Given exercise: Omit every picture while repeating the entries exactly.

Data records:
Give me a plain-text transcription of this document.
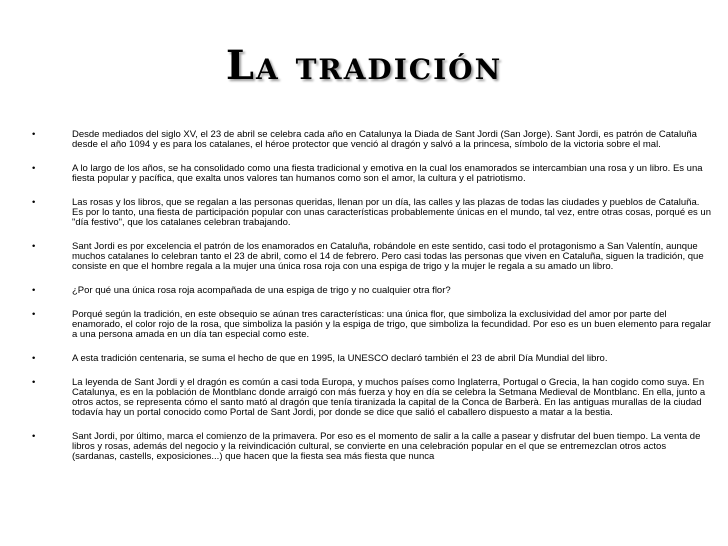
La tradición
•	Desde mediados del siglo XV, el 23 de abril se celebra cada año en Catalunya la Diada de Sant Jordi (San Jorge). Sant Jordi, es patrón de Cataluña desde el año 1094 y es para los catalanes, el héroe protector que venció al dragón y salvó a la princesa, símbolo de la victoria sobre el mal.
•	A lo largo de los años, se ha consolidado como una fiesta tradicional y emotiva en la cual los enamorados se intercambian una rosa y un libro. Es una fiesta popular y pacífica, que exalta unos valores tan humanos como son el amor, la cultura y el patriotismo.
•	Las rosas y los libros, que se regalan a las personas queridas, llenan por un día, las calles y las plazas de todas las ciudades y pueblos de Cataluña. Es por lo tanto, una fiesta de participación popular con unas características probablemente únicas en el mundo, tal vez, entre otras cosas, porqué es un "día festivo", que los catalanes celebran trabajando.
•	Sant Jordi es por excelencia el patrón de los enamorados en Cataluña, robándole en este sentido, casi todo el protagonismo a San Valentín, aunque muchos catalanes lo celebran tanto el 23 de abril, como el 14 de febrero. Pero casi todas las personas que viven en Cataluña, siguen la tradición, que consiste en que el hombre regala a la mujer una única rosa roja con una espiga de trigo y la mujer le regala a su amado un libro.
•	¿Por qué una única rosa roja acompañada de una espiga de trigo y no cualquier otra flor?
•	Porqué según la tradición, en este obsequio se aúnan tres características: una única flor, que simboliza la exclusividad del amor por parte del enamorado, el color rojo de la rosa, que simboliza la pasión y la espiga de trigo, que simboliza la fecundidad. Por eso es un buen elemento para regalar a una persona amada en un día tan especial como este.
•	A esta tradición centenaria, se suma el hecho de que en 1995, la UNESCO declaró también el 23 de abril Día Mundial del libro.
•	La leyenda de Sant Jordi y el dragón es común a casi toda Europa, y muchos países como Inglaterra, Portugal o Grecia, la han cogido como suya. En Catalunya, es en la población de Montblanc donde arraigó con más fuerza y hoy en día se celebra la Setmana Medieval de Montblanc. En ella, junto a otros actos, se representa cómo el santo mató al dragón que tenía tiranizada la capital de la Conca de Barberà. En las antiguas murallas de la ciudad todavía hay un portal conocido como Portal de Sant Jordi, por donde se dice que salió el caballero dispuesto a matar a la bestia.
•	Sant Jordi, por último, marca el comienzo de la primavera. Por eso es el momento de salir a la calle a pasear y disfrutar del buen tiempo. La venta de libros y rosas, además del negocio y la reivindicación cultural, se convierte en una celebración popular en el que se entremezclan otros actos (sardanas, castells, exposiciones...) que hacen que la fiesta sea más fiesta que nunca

Exercise answer:
Give me a plain-text transcription of this document.
La tradición
•	Desde mediados del siglo XV, el 23 de abril se celebra cada año en Catalunya la Diada de Sant Jordi (San Jorge). Sant Jordi, es patrón de Cataluña desde el año 1094 y es para los catalanes, el héroe protector que venció al dragón y salvó a la princesa, símbolo de la victoria sobre el mal.
•	A lo largo de los años, se ha consolidado como una fiesta tradicional y emotiva en la cual los enamorados se intercambian una rosa y un libro. Es una fiesta popular y pacífica, que exalta unos valores tan humanos como son el amor, la cultura y el patriotismo.
•	Las rosas y los libros, que se regalan a las personas queridas, llenan por un día, las calles y las plazas de todas las ciudades y pueblos de Cataluña. Es por lo tanto, una fiesta de participación popular con unas características probablemente únicas en el mundo, tal vez, entre otras cosas, porqué es un "día festivo", que los catalanes celebran trabajando.
•	Sant Jordi es por excelencia el patrón de los enamorados en Cataluña, robándole en este sentido, casi todo el protagonismo a San Valentín, aunque muchos catalanes lo celebran tanto el 23 de abril, como el 14 de febrero. Pero casi todas las personas que viven en Cataluña, siguen la tradición, que consiste en que el hombre regala a la mujer una única rosa roja con una espiga de trigo y la mujer le regala a su amado un libro.
•	¿Por qué una única rosa roja acompañada de una espiga de trigo y no cualquier otra flor?
•	Porqué según la tradición, en este obsequio se aúnan tres características: una única flor, que simboliza la exclusividad del amor por parte del enamorado, el color rojo de la rosa, que simboliza la pasión y la espiga de trigo, que simboliza la fecundidad. Por eso es un buen elemento para regalar a una persona amada en un día tan especial como este.
•	A esta tradición centenaria, se suma el hecho de que en 1995, la UNESCO declaró también el 23 de abril Día Mundial del libro.
•	La leyenda de Sant Jordi y el dragón es común a casi toda Europa, y muchos países como Inglaterra, Portugal o Grecia, la han cogido como suya. En Catalunya, es en la población de Montblanc donde arraigó con más fuerza y hoy en día se celebra la Setmana Medieval de Montblanc. En ella, junto a otros actos, se representa cómo el santo mató al dragón que tenía tiranizada la capital de la Conca de Barberà. En las antiguas murallas de la ciudad todavía hay un portal conocido como Portal de Sant Jordi, por donde se dice que salió el caballero dispuesto a matar a la bestia.
•	Sant Jordi, por último, marca el comienzo de la primavera. Por eso es el momento de salir a la calle a pasear y disfrutar del buen tiempo. La venta de libros y rosas, además del negocio y la reivindicación cultural, se convierte en una celebración popular en el que se entremezclan otros actos (sardanas, castells, exposiciones...) que hacen que la fiesta sea más fiesta que nunca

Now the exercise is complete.